## Exercise:
Reproduce the complete listing without any deviation.

## Records provided:

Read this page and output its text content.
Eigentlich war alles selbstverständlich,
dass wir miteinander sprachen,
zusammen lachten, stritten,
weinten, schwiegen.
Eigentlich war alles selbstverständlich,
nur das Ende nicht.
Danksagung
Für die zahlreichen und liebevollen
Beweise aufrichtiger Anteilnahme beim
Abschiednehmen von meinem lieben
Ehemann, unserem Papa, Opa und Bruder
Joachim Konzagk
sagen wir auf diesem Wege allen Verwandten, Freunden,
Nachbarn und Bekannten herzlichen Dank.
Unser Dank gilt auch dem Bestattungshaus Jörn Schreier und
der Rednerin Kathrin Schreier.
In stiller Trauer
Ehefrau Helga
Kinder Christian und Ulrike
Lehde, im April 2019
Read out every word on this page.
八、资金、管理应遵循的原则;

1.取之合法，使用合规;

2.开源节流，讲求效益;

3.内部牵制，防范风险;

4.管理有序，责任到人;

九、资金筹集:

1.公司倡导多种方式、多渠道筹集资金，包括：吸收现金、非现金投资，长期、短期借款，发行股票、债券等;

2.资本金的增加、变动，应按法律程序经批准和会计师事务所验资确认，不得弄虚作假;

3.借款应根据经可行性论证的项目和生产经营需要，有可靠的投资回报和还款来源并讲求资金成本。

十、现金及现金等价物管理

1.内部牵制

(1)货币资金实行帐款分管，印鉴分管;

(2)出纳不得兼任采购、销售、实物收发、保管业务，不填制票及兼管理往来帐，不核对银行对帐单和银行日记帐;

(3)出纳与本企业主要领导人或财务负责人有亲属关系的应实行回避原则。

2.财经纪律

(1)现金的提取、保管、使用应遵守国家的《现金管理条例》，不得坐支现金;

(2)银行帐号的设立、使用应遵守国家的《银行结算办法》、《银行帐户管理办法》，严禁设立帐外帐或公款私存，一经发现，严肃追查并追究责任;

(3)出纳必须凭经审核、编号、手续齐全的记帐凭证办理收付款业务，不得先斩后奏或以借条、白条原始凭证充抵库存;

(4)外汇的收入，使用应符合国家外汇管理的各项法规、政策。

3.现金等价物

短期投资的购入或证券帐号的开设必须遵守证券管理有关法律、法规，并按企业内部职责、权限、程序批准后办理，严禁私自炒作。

## Task output:
Read this page and output its text content.
Eigentlich war alles selbstverständlich,
dass wir miteinander sprachen,
zusammen lachten, stritten,
weinten, schwiegen.
Eigentlich war alles selbstverständlich,
nur das Ende nicht.
Danksagung
Für die zahlreichen und liebevollen
Beweise aufrichtiger Anteilnahme beim
Abschiednehmen von meinem lieben
Ehemann, unserem Papa, Opa und Bruder
Joachim Konzagk
sagen wir auf diesem Wege allen Verwandten, Freunden,
Nachbarn und Bekannten herzlichen Dank.
Unser Dank gilt auch dem Bestattungshaus Jörn Schreier und
der Rednerin Kathrin Schreier.
In stiller Trauer
Ehefrau Helga
Kinder Christian und Ulrike
Lehde, im April 2019
Read out every word on this page.
八、资金、管理应遵循的原则;

1.取之合法，使用合规;

2.开源节流，讲求效益;

3.内部牵制，防范风险;

4.管理有序，责任到人;

九、资金筹集:

1.公司倡导多种方式、多渠道筹集资金，包括：吸收现金、非现金投资，长期、短期借款，发行股票、债券等;

2.资本金的增加、变动，应按法律程序经批准和会计师事务所验资确认，不得弄虚作假;

3.借款应根据经可行性论证的项目和生产经营需要，有可靠的投资回报和还款来源并讲求资金成本。

十、现金及现金等价物管理

1.内部牵制

(1)货币资金实行帐款分管，印鉴分管;

(2)出纳不得兼任采购、销售、实物收发、保管业务，不填制票及兼管理往来帐，不核对银行对帐单和银行日记帐;

(3)出纳与本企业主要领导人或财务负责人有亲属关系的应实行回避原则。

2.财经纪律

(1)现金的提取、保管、使用应遵守国家的《现金管理条例》，不得坐支现金;

(2)银行帐号的设立、使用应遵守国家的《银行结算办法》、《银行帐户管理办法》，严禁设立帐外帐或公款私存，一经发现，严肃追查并追究责任;

(3)出纳必须凭经审核、编号、手续齐全的记帐凭证办理收付款业务，不得先斩后奏或以借条、白条原始凭证充抵库存;

(4)外汇的收入，使用应符合国家外汇管理的各项法规、政策。

3.现金等价物

短期投资的购入或证券帐号的开设必须遵守证券管理有关法律、法规，并按企业内部职责、权限、程序批准后办理，严禁私自炒作。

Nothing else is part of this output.